STORED ROWS:
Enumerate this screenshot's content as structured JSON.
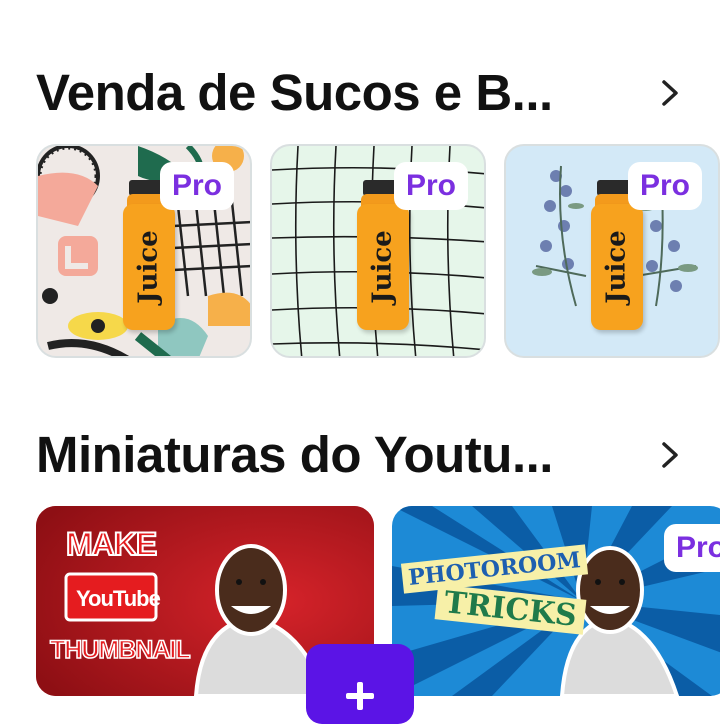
{
  "sections": [
    {
      "title": "Venda de Sucos e B...",
      "cards": [
        {
          "label": "Juice",
          "badge": "Pro"
        },
        {
          "label": "Juice",
          "badge": "Pro"
        },
        {
          "label": "Juice",
          "badge": "Pro"
        }
      ]
    },
    {
      "title": "Miniaturas do Youtu...",
      "cards": [
        {
          "line1": "MAKE",
          "line2": "YouTube",
          "line3": "THUMBNAIL"
        },
        {
          "line1": "PHOTOROOM",
          "line2": "TRICKS",
          "badge": "Pro"
        }
      ]
    }
  ],
  "colors": {
    "accent": "#5b14e6",
    "pro_text": "#7b2fe0",
    "youtube_red": "#c0191e"
  },
  "icons": [
    "chevron-right-icon",
    "plus-icon"
  ]
}
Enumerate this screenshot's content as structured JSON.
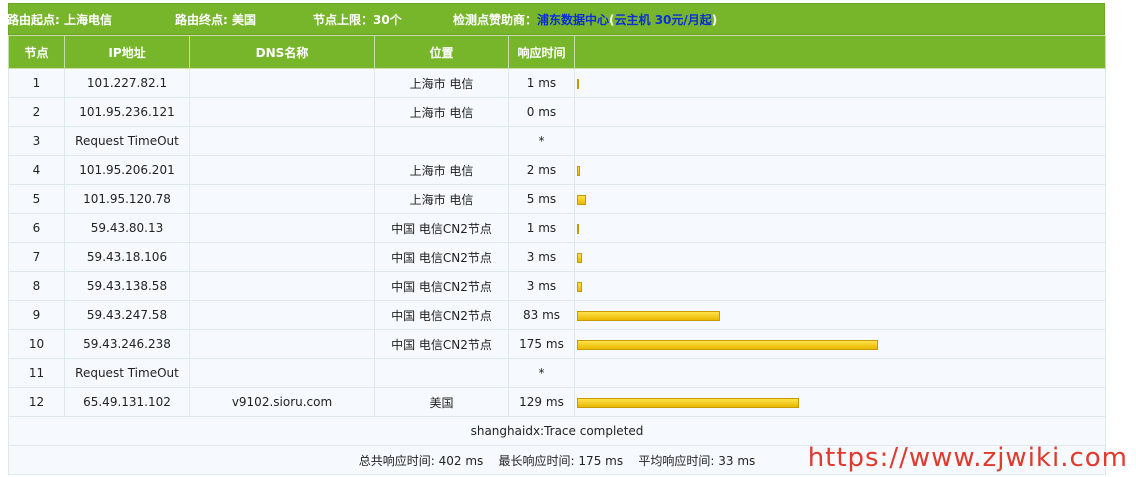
{
  "header": {
    "route_start": "路由起点: 上海电信",
    "route_end": "路由终点: 美国",
    "node_limit": "节点上限：30个",
    "sponsor_label": "检测点赞助商：",
    "sponsor_name": "浦东数据中心",
    "sponsor_open": "(",
    "sponsor_product": "云主机 30元/月起",
    "sponsor_close": ")"
  },
  "columns": [
    "节点",
    "IP地址",
    "DNS名称",
    "位置",
    "响应时间",
    ""
  ],
  "rows": [
    {
      "node": "1",
      "ip": "101.227.82.1",
      "dns": "",
      "loc": "上海市 电信",
      "time": "1 ms",
      "ms": 1
    },
    {
      "node": "2",
      "ip": "101.95.236.121",
      "dns": "",
      "loc": "上海市 电信",
      "time": "0 ms",
      "ms": 0
    },
    {
      "node": "3",
      "ip": "Request TimeOut",
      "dns": "",
      "loc": "",
      "time": "*",
      "ms": null
    },
    {
      "node": "4",
      "ip": "101.95.206.201",
      "dns": "",
      "loc": "上海市 电信",
      "time": "2 ms",
      "ms": 2
    },
    {
      "node": "5",
      "ip": "101.95.120.78",
      "dns": "",
      "loc": "上海市 电信",
      "time": "5 ms",
      "ms": 5
    },
    {
      "node": "6",
      "ip": "59.43.80.13",
      "dns": "",
      "loc": "中国 电信CN2节点",
      "time": "1 ms",
      "ms": 1
    },
    {
      "node": "7",
      "ip": "59.43.18.106",
      "dns": "",
      "loc": "中国 电信CN2节点",
      "time": "3 ms",
      "ms": 3
    },
    {
      "node": "8",
      "ip": "59.43.138.58",
      "dns": "",
      "loc": "中国 电信CN2节点",
      "time": "3 ms",
      "ms": 3
    },
    {
      "node": "9",
      "ip": "59.43.247.58",
      "dns": "",
      "loc": "中国 电信CN2节点",
      "time": "83 ms",
      "ms": 83
    },
    {
      "node": "10",
      "ip": "59.43.246.238",
      "dns": "",
      "loc": "中国 电信CN2节点",
      "time": "175 ms",
      "ms": 175
    },
    {
      "node": "11",
      "ip": "Request TimeOut",
      "dns": "",
      "loc": "",
      "time": "*",
      "ms": null
    },
    {
      "node": "12",
      "ip": "65.49.131.102",
      "dns": "v9102.sioru.com",
      "loc": "美国",
      "time": "129 ms",
      "ms": 129
    }
  ],
  "footer": {
    "status": "shanghaidx:Trace completed",
    "total_label": "总共响应时间:",
    "total_value": "402 ms",
    "max_label": "最长响应时间:",
    "max_value": "175 ms",
    "avg_label": "平均响应时间:",
    "avg_value": "33 ms"
  },
  "watermark": "https://www.zjwiki.com",
  "colors": {
    "header_bg": "#77b52b",
    "sponsor_link": "#0b2fd6",
    "bar": "#f2c800",
    "watermark": "#e03a2e"
  }
}
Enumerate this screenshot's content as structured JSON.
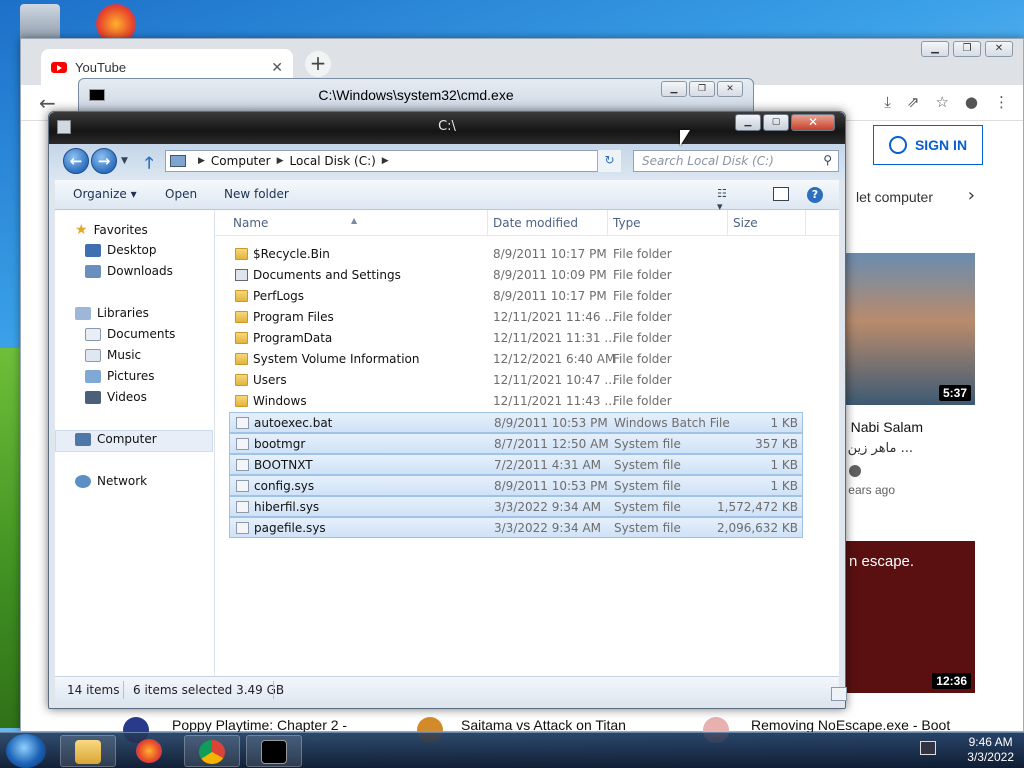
{
  "chrome": {
    "tab_title": "YouTube",
    "tab_close": "✕",
    "new_tab": "+",
    "sign_in": "SIGN IN",
    "chip_text": "let computer",
    "video1": {
      "title": "Nabi Salam",
      "subtitle": "ماهر زين - يا نبي ...",
      "meta": "ears ago",
      "duration": "5:37"
    },
    "video2": {
      "thumb_text": "n escape.",
      "duration": "12:36"
    },
    "bottom_titles": [
      "Poppy Playtime: Chapter 2 -",
      "Saitama vs Attack on Titan",
      "Removing NoEscape.exe - Boot"
    ]
  },
  "cmd": {
    "title": "C:\\Windows\\system32\\cmd.exe"
  },
  "explorer": {
    "title": "C:\\",
    "address": {
      "parts": [
        "Computer",
        "Local Disk (C:)"
      ]
    },
    "search_placeholder": "Search Local Disk (C:)",
    "toolbar": {
      "organize": "Organize ▾",
      "open": "Open",
      "new_folder": "New folder"
    },
    "nav": {
      "favorites": "Favorites",
      "desktop": "Desktop",
      "downloads": "Downloads",
      "libraries": "Libraries",
      "documents": "Documents",
      "music": "Music",
      "pictures": "Pictures",
      "videos": "Videos",
      "computer": "Computer",
      "network": "Network"
    },
    "columns": {
      "name": "Name",
      "date": "Date modified",
      "type": "Type",
      "size": "Size"
    },
    "files": [
      {
        "name": "$Recycle.Bin",
        "date": "8/9/2011 10:17 PM",
        "type": "File folder",
        "size": "",
        "icon": "folder",
        "selected": false
      },
      {
        "name": "Documents and Settings",
        "date": "8/9/2011 10:09 PM",
        "type": "File folder",
        "size": "",
        "icon": "shortcut",
        "selected": false
      },
      {
        "name": "PerfLogs",
        "date": "8/9/2011 10:17 PM",
        "type": "File folder",
        "size": "",
        "icon": "folder",
        "selected": false
      },
      {
        "name": "Program Files",
        "date": "12/11/2021 11:46 ...",
        "type": "File folder",
        "size": "",
        "icon": "folder",
        "selected": false
      },
      {
        "name": "ProgramData",
        "date": "12/11/2021 11:31 ...",
        "type": "File folder",
        "size": "",
        "icon": "folder",
        "selected": false
      },
      {
        "name": "System Volume Information",
        "date": "12/12/2021 6:40 AM",
        "type": "File folder",
        "size": "",
        "icon": "folder",
        "selected": false
      },
      {
        "name": "Users",
        "date": "12/11/2021 10:47 ...",
        "type": "File folder",
        "size": "",
        "icon": "folder",
        "selected": false
      },
      {
        "name": "Windows",
        "date": "12/11/2021 11:43 ...",
        "type": "File folder",
        "size": "",
        "icon": "folder",
        "selected": false
      },
      {
        "name": "autoexec.bat",
        "date": "8/9/2011 10:53 PM",
        "type": "Windows Batch File",
        "size": "1 KB",
        "icon": "file",
        "selected": true
      },
      {
        "name": "bootmgr",
        "date": "8/7/2011 12:50 AM",
        "type": "System file",
        "size": "357 KB",
        "icon": "file",
        "selected": true
      },
      {
        "name": "BOOTNXT",
        "date": "7/2/2011 4:31 AM",
        "type": "System file",
        "size": "1 KB",
        "icon": "file",
        "selected": true
      },
      {
        "name": "config.sys",
        "date": "8/9/2011 10:53 PM",
        "type": "System file",
        "size": "1 KB",
        "icon": "file",
        "selected": true
      },
      {
        "name": "hiberfil.sys",
        "date": "3/3/2022 9:34 AM",
        "type": "System file",
        "size": "1,572,472 KB",
        "icon": "file",
        "selected": true
      },
      {
        "name": "pagefile.sys",
        "date": "3/3/2022 9:34 AM",
        "type": "System file",
        "size": "2,096,632 KB",
        "icon": "file",
        "selected": true
      }
    ],
    "status": {
      "count": "14 items",
      "selected": "6 items selected  3.49 GB"
    }
  },
  "taskbar": {
    "time": "9:46 AM",
    "date": "3/3/2022"
  },
  "colors": {
    "selection": "#cfe2f7",
    "accent": "#065fd4",
    "close": "#c7402b"
  }
}
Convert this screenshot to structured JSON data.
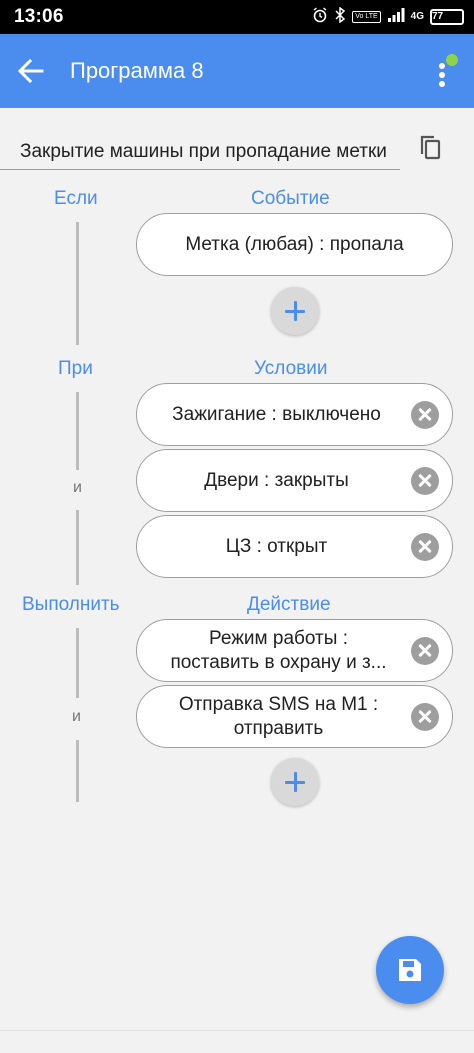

PROBLEM STATEMENT: In the records, locate each line holding the string "items" and copy it.

TASK OUTPUT:
      "count": "14 items",
      "selected": "6 items selected  3.49 GB"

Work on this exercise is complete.